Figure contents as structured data
•••••
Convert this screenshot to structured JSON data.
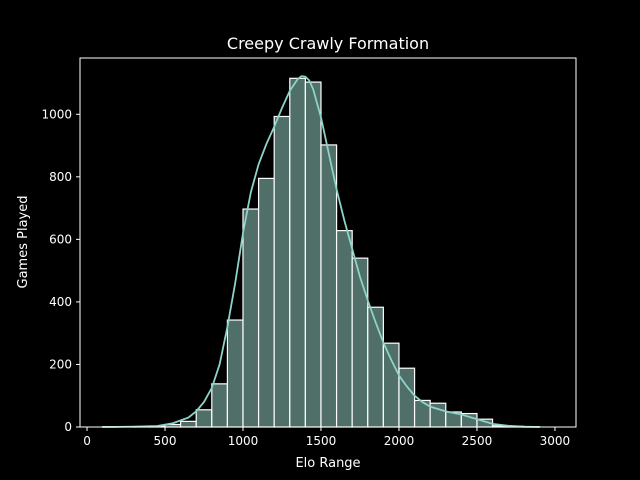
{
  "chart_data": {
    "type": "bar",
    "title": "Creepy Crawly Formation",
    "xlabel": "Elo Range",
    "ylabel": "Games Played",
    "xlim": [
      -45,
      3135
    ],
    "ylim": [
      0,
      1180
    ],
    "xticks": [
      0,
      500,
      1000,
      1500,
      2000,
      2500,
      3000
    ],
    "yticks": [
      0,
      200,
      400,
      600,
      800,
      1000
    ],
    "grid": false,
    "bin_width": 100,
    "bars": [
      {
        "x0": 100,
        "value": 1
      },
      {
        "x0": 200,
        "value": 0
      },
      {
        "x0": 300,
        "value": 1
      },
      {
        "x0": 400,
        "value": 2
      },
      {
        "x0": 500,
        "value": 8
      },
      {
        "x0": 600,
        "value": 18
      },
      {
        "x0": 700,
        "value": 55
      },
      {
        "x0": 800,
        "value": 138
      },
      {
        "x0": 900,
        "value": 342
      },
      {
        "x0": 1000,
        "value": 697
      },
      {
        "x0": 1100,
        "value": 795
      },
      {
        "x0": 1200,
        "value": 993
      },
      {
        "x0": 1300,
        "value": 1115
      },
      {
        "x0": 1400,
        "value": 1103
      },
      {
        "x0": 1500,
        "value": 902
      },
      {
        "x0": 1600,
        "value": 628
      },
      {
        "x0": 1700,
        "value": 540
      },
      {
        "x0": 1800,
        "value": 383
      },
      {
        "x0": 1900,
        "value": 268
      },
      {
        "x0": 2000,
        "value": 188
      },
      {
        "x0": 2100,
        "value": 85
      },
      {
        "x0": 2200,
        "value": 76
      },
      {
        "x0": 2300,
        "value": 48
      },
      {
        "x0": 2400,
        "value": 43
      },
      {
        "x0": 2500,
        "value": 25
      },
      {
        "x0": 2600,
        "value": 4
      },
      {
        "x0": 2700,
        "value": 2
      },
      {
        "x0": 2800,
        "value": 1
      }
    ],
    "kde": {
      "x": [
        100,
        300,
        450,
        550,
        650,
        700,
        750,
        800,
        850,
        900,
        950,
        1000,
        1050,
        1100,
        1150,
        1200,
        1250,
        1300,
        1350,
        1375,
        1400,
        1425,
        1450,
        1500,
        1550,
        1600,
        1650,
        1700,
        1750,
        1800,
        1850,
        1900,
        1950,
        2000,
        2050,
        2100,
        2150,
        2200,
        2300,
        2400,
        2500,
        2600,
        2700,
        2800,
        2900
      ],
      "y": [
        0,
        1,
        3,
        12,
        30,
        50,
        80,
        125,
        200,
        320,
        460,
        620,
        750,
        840,
        905,
        960,
        1020,
        1075,
        1112,
        1122,
        1120,
        1108,
        1080,
        990,
        875,
        760,
        660,
        570,
        480,
        405,
        335,
        270,
        215,
        165,
        130,
        100,
        80,
        65,
        50,
        40,
        25,
        10,
        4,
        1,
        0
      ]
    },
    "colors": {
      "bar_fill": "#4f6f68",
      "bar_edge": "#ffffff",
      "kde_line": "#8dd3c7",
      "axis": "#ffffff",
      "background": "#000000"
    }
  }
}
•••••
#### WHAT IS BEING ASKED:
Omit each picture, then return all of the listing exactly as it stands.

#### WRITTEN SOLUTION:
Convert this screenshot to structured JSON data.
{
  "chart_data": {
    "type": "bar",
    "title": "Creepy Crawly Formation",
    "xlabel": "Elo Range",
    "ylabel": "Games Played",
    "xlim": [
      -45,
      3135
    ],
    "ylim": [
      0,
      1180
    ],
    "xticks": [
      0,
      500,
      1000,
      1500,
      2000,
      2500,
      3000
    ],
    "yticks": [
      0,
      200,
      400,
      600,
      800,
      1000
    ],
    "grid": false,
    "bin_width": 100,
    "bars": [
      {
        "x0": 100,
        "value": 1
      },
      {
        "x0": 200,
        "value": 0
      },
      {
        "x0": 300,
        "value": 1
      },
      {
        "x0": 400,
        "value": 2
      },
      {
        "x0": 500,
        "value": 8
      },
      {
        "x0": 600,
        "value": 18
      },
      {
        "x0": 700,
        "value": 55
      },
      {
        "x0": 800,
        "value": 138
      },
      {
        "x0": 900,
        "value": 342
      },
      {
        "x0": 1000,
        "value": 697
      },
      {
        "x0": 1100,
        "value": 795
      },
      {
        "x0": 1200,
        "value": 993
      },
      {
        "x0": 1300,
        "value": 1115
      },
      {
        "x0": 1400,
        "value": 1103
      },
      {
        "x0": 1500,
        "value": 902
      },
      {
        "x0": 1600,
        "value": 628
      },
      {
        "x0": 1700,
        "value": 540
      },
      {
        "x0": 1800,
        "value": 383
      },
      {
        "x0": 1900,
        "value": 268
      },
      {
        "x0": 2000,
        "value": 188
      },
      {
        "x0": 2100,
        "value": 85
      },
      {
        "x0": 2200,
        "value": 76
      },
      {
        "x0": 2300,
        "value": 48
      },
      {
        "x0": 2400,
        "value": 43
      },
      {
        "x0": 2500,
        "value": 25
      },
      {
        "x0": 2600,
        "value": 4
      },
      {
        "x0": 2700,
        "value": 2
      },
      {
        "x0": 2800,
        "value": 1
      }
    ],
    "kde": {
      "x": [
        100,
        300,
        450,
        550,
        650,
        700,
        750,
        800,
        850,
        900,
        950,
        1000,
        1050,
        1100,
        1150,
        1200,
        1250,
        1300,
        1350,
        1375,
        1400,
        1425,
        1450,
        1500,
        1550,
        1600,
        1650,
        1700,
        1750,
        1800,
        1850,
        1900,
        1950,
        2000,
        2050,
        2100,
        2150,
        2200,
        2300,
        2400,
        2500,
        2600,
        2700,
        2800,
        2900
      ],
      "y": [
        0,
        1,
        3,
        12,
        30,
        50,
        80,
        125,
        200,
        320,
        460,
        620,
        750,
        840,
        905,
        960,
        1020,
        1075,
        1112,
        1122,
        1120,
        1108,
        1080,
        990,
        875,
        760,
        660,
        570,
        480,
        405,
        335,
        270,
        215,
        165,
        130,
        100,
        80,
        65,
        50,
        40,
        25,
        10,
        4,
        1,
        0
      ]
    },
    "colors": {
      "bar_fill": "#4f6f68",
      "bar_edge": "#ffffff",
      "kde_line": "#8dd3c7",
      "axis": "#ffffff",
      "background": "#000000"
    }
  }
}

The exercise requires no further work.